→ **Task directions**: Return all lines where the word "Marie" can be found.

[Stored dataset items]
(begin)
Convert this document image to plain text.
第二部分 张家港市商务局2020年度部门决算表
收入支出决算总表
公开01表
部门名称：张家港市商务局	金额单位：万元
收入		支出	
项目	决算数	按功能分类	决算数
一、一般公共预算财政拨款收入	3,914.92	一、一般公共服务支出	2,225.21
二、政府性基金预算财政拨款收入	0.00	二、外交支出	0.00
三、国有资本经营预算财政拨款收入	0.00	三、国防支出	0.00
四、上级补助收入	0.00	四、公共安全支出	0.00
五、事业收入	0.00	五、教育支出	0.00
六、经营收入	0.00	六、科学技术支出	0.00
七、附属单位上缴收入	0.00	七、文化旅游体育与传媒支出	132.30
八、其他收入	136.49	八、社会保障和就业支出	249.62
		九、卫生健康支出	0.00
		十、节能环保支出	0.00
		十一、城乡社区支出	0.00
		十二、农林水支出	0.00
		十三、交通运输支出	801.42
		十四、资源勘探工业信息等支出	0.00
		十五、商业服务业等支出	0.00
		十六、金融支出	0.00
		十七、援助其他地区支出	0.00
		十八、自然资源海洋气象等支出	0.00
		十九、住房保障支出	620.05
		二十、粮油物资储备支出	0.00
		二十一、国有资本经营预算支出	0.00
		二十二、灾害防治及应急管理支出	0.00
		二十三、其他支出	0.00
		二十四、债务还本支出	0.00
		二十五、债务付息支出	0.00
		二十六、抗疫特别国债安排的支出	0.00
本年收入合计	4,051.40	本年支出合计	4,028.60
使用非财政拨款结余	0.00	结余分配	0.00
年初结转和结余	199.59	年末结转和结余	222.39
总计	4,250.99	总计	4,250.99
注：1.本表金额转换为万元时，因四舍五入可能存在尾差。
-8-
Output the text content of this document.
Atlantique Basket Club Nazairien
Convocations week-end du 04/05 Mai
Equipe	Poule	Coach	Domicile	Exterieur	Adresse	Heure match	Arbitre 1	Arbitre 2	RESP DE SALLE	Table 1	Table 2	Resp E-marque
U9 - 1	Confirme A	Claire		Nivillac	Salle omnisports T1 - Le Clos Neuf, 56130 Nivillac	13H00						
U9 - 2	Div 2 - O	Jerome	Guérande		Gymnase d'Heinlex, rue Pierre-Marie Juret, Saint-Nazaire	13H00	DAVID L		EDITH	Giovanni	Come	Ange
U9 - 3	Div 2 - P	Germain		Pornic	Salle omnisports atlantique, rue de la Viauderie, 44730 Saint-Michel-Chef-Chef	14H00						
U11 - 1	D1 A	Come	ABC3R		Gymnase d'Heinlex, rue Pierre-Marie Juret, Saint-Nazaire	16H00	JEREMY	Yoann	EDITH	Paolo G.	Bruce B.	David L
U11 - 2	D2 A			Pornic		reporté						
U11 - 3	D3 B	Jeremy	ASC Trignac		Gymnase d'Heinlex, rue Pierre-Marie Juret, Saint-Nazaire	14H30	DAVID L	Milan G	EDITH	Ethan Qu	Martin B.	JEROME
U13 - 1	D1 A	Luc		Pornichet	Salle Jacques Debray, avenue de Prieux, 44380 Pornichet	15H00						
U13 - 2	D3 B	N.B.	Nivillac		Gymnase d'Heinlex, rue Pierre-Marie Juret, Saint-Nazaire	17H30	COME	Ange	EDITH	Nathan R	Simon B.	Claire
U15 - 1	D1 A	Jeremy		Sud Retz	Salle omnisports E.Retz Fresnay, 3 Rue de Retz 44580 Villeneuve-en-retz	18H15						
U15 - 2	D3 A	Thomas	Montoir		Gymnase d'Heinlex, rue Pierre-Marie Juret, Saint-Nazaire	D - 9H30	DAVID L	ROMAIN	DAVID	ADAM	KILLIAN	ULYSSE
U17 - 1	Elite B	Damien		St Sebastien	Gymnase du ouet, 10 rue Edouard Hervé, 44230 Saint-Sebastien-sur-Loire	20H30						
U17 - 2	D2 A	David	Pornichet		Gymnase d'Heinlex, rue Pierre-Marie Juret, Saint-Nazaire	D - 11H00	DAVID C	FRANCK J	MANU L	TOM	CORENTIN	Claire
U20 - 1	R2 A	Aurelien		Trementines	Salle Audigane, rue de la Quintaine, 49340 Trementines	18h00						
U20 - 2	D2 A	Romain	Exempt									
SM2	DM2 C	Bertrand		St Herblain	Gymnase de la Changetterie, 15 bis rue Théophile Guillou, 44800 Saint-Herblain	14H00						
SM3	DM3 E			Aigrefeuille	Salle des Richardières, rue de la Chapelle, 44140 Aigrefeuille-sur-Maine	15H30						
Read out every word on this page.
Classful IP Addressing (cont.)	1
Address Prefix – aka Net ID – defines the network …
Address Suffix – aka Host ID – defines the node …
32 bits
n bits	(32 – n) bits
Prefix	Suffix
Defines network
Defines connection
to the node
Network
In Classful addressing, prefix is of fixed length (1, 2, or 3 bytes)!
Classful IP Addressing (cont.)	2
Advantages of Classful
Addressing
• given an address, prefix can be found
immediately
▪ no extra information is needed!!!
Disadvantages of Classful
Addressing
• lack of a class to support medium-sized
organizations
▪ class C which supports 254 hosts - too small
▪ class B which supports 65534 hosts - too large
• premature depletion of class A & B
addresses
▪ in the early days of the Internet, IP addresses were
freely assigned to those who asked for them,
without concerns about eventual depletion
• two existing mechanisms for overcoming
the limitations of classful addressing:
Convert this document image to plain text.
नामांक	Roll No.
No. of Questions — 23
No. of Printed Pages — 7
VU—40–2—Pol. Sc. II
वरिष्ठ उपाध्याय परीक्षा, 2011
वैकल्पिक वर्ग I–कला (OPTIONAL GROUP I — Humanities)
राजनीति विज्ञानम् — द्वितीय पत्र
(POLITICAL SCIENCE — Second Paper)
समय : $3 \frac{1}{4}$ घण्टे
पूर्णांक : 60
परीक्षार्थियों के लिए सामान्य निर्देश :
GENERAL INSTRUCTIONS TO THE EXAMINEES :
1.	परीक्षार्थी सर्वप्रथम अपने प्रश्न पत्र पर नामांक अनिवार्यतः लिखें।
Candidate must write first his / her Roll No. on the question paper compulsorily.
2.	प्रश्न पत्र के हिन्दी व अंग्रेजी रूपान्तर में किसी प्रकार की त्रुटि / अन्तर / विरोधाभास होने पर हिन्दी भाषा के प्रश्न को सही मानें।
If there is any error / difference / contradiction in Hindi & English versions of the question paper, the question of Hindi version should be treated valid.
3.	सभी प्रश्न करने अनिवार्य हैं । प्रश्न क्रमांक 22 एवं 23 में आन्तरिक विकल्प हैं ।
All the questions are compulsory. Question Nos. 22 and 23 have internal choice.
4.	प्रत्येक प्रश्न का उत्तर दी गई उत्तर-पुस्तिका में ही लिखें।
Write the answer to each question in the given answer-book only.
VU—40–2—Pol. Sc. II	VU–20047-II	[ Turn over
(end)
→ **Exercise result**:
U9 - 2	Div 2 - O	Jerome	Guérande		Gymnase d'Heinlex, rue Pierre-Marie Juret, Saint-Nazaire	13H00	DAVID L		EDITH	Giovanni	Come	Ange
U11 - 1	D1 A	Come	ABC3R		Gymnase d'Heinlex, rue Pierre-Marie Juret, Saint-Nazaire	16H00	JEREMY	Yoann	EDITH	Paolo G.	Bruce B.	David L
U11 - 3	D3 B	Jeremy	ASC Trignac		Gymnase d'Heinlex, rue Pierre-Marie Juret, Saint-Nazaire	14H30	DAVID L	Milan G	EDITH	Ethan Qu	Martin B.	JEROME
U13 - 2	D3 B	N.B.	Nivillac		Gymnase d'Heinlex, rue Pierre-Marie Juret, Saint-Nazaire	17H30	COME	Ange	EDITH	Nathan R	Simon B.	Claire
U15 - 2	D3 A	Thomas	Montoir		Gymnase d'Heinlex, rue Pierre-Marie Juret, Saint-Nazaire	D - 9H30	DAVID L	ROMAIN	DAVID	ADAM	KILLIAN	ULYSSE
U17 - 2	D2 A	David	Pornichet		Gymnase d'Heinlex, rue Pierre-Marie Juret, Saint-Nazaire	D - 11H00	DAVID C	FRANCK J	MANU L	TOM	CORENTIN	Claire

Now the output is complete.